= WHAT YOU WILL DO =
- 1) List every person named in the Velvet Crush article.
- 2) Retype the Velvet Crush article between "Velvet Crush Somewhere" and "of the world.", inclusive.

Velvet Crush escape to LA

Cellars by Starlight by Brett Milano

Velvet Crush Somewhere in Los Angeles, namely Matthew Sweet's home studio in Laurel Canyon, the Providence-based band Velvet Crush are working on their fourth album. This may be news to local fans who gave them up for dead last year. It may be news to the major label (Epic/Sony) that rejected the last Crush album, Heavy Changes (just released on the band's own Action Musik label). It may even be news to a couple of guys who used to be in the band. But one of New England's finest pop outfits is surviving, so all's well with some part of the world.

Not that Velvet Crush are necessarily still a New England band, or even a band at all: the current line-up boils down to singer/bassist Paul Chastain and drummer Ric Menck, who spent the past year touring with Matthew Sweet. On the album in progress, the duo and the producer are playing most of the instruments, with Sweet and Chastain overdubbing guitars and keyboards. Sweet's connection goes back to pre-Girlfriend days, when he produced the first Crush album, In the Presence of Greatness, and was briefly a touring member of the band.

= SUPPLIED ENTRIES =
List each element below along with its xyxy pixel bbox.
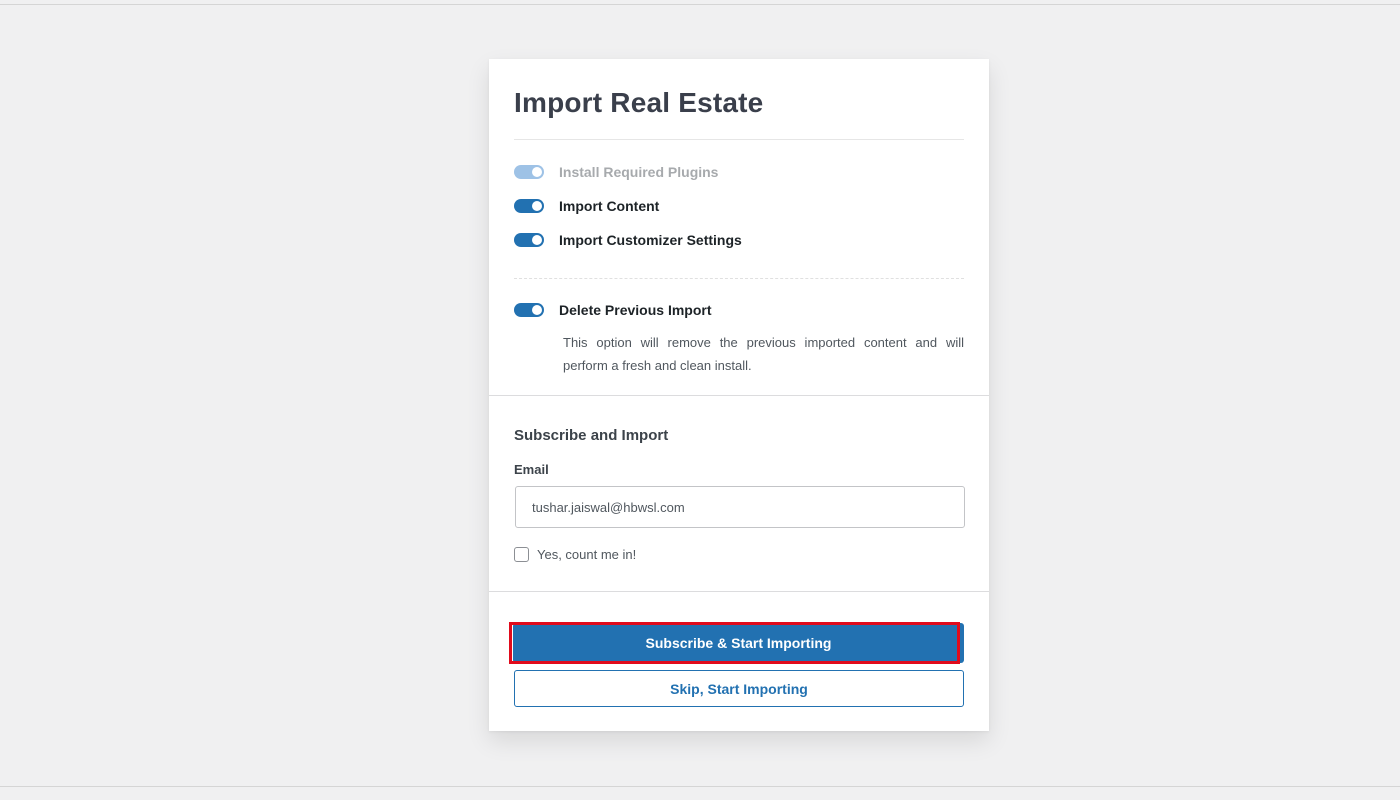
* * *
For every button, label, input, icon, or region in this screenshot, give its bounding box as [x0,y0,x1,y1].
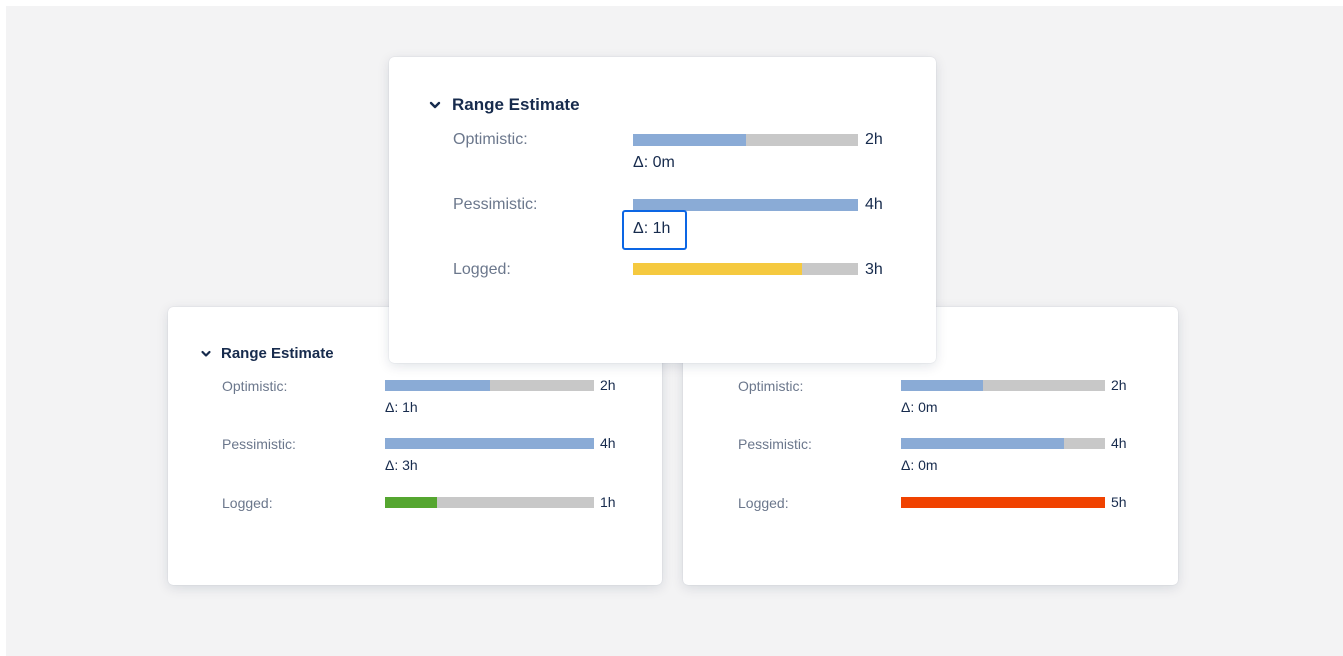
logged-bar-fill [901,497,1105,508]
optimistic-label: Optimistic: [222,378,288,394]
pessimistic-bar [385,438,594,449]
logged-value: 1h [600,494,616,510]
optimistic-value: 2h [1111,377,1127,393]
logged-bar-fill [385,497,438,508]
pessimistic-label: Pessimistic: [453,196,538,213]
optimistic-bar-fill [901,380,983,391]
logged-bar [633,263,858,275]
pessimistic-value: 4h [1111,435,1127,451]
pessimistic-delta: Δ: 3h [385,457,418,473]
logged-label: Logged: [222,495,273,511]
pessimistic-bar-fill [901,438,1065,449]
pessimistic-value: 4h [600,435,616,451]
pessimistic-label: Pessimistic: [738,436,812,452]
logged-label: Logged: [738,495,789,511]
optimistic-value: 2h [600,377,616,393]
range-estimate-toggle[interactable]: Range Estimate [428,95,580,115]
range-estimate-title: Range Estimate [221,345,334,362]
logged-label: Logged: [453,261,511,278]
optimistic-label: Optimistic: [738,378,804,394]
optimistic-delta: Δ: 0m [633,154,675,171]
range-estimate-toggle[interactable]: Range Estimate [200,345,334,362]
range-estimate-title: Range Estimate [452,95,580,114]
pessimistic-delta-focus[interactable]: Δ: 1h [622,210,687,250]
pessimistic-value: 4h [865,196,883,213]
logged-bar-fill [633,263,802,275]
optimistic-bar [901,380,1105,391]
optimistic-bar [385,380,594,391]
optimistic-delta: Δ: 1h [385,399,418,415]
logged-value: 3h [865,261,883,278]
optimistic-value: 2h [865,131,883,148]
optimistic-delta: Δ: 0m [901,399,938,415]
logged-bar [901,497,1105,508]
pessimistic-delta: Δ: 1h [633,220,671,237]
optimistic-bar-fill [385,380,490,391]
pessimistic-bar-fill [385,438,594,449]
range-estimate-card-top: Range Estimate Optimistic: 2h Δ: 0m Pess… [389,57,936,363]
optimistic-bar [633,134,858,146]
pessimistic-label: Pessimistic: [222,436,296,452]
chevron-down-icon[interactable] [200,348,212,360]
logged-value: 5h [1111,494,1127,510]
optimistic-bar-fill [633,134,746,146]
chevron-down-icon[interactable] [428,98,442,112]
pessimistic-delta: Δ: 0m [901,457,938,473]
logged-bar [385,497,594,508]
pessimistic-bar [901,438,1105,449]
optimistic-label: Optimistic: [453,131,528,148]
---
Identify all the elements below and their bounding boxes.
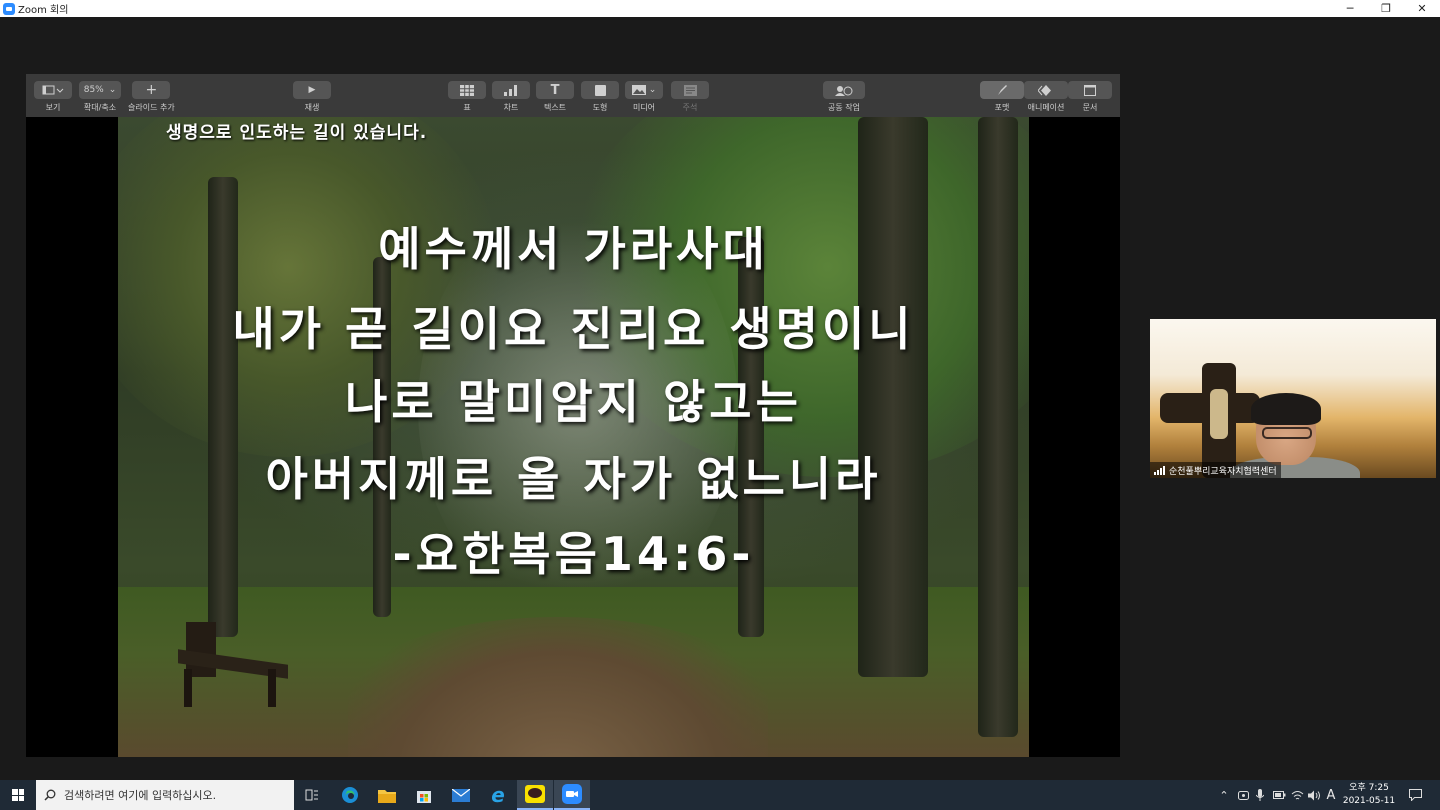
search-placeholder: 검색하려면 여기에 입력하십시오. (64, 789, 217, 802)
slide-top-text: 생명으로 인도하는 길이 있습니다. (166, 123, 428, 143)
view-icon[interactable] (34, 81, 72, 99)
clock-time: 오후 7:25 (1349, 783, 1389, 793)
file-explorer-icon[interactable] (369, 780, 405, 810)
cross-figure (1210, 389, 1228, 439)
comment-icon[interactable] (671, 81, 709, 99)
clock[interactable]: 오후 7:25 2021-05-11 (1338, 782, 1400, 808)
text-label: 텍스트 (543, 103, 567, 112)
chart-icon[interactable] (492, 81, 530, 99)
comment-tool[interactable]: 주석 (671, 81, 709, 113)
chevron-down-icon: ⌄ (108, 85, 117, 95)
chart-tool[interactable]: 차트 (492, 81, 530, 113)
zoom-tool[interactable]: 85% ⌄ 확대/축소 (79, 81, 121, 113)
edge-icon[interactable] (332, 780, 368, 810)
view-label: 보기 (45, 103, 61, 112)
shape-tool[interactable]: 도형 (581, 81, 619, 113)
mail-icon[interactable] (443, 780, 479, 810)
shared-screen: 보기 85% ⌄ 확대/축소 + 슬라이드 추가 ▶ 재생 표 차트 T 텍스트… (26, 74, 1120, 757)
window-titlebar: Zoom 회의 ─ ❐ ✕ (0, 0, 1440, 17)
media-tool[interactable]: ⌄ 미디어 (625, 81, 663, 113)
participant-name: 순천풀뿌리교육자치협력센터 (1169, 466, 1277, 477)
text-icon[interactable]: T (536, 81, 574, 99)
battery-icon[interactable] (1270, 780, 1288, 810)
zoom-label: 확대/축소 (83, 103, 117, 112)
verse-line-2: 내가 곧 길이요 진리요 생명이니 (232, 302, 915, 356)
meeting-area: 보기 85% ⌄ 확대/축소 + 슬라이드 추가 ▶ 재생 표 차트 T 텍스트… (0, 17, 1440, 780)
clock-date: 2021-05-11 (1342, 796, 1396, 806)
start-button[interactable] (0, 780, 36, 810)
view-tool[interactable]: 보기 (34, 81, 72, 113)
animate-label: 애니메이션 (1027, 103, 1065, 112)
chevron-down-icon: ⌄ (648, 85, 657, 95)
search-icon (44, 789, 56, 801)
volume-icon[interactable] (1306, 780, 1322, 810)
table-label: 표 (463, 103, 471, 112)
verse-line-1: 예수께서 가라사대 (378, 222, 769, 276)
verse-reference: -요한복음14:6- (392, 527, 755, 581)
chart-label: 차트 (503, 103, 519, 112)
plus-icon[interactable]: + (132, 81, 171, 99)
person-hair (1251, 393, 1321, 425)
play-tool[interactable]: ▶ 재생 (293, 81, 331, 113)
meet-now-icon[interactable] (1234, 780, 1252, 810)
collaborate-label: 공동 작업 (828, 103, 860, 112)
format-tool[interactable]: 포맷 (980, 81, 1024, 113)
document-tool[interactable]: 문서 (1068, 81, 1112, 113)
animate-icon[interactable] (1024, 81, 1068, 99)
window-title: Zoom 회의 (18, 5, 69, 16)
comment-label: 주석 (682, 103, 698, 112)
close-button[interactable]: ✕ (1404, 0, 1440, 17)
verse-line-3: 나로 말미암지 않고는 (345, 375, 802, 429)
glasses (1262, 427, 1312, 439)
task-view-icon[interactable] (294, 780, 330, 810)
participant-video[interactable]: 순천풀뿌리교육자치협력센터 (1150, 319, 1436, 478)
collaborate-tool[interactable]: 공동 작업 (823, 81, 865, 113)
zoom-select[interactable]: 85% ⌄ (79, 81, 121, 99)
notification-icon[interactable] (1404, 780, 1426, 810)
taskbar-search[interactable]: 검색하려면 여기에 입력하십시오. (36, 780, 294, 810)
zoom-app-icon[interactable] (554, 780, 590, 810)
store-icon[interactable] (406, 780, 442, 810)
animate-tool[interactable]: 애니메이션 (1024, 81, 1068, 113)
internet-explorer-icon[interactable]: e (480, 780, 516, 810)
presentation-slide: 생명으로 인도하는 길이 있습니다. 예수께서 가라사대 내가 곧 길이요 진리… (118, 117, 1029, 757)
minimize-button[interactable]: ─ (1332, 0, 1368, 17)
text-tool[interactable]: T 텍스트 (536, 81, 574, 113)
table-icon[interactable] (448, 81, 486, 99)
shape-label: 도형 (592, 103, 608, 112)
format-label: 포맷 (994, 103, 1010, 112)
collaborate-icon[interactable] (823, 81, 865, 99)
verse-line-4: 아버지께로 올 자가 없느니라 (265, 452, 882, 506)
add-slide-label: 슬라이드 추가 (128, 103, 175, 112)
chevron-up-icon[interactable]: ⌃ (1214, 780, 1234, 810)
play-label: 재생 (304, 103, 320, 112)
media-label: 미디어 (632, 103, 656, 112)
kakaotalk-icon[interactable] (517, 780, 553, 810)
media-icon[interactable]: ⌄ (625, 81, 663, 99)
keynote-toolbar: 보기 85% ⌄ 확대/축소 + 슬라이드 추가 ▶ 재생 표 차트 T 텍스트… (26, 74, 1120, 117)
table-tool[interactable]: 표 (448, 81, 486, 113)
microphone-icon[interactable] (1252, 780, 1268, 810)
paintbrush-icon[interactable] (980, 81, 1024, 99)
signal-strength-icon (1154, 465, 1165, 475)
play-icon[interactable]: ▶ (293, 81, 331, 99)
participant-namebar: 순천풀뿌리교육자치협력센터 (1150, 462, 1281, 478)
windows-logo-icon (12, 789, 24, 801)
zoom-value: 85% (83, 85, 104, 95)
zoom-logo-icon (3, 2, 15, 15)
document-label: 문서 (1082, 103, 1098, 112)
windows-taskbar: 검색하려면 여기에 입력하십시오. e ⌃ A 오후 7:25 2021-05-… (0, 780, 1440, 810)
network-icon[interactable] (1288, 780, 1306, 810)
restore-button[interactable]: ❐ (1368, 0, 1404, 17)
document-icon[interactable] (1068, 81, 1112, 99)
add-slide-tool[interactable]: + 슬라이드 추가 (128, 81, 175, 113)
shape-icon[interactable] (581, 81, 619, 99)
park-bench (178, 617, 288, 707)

= EXERCISE ANSWERS =
- 1) Brett Milano, Matthew Sweet, Paul Chastain, Ric Menck

- 2)
Velvet Crush Somewhere in Los Angeles, namely Matthew Sweet's home studio in Laurel Canyon, the Providence-based band Velvet Crush are working on their fourth album. This may be news to local fans who gave them up for dead last year. It may be news to the major label (Epic/Sony) that rejected the last Crush album, Heavy Changes (just released on the band's own Action Musik label). It may even be news to a couple of guys who used to be in the band. But one of New England's finest pop outfits is surviving, so all's well with some part of the world.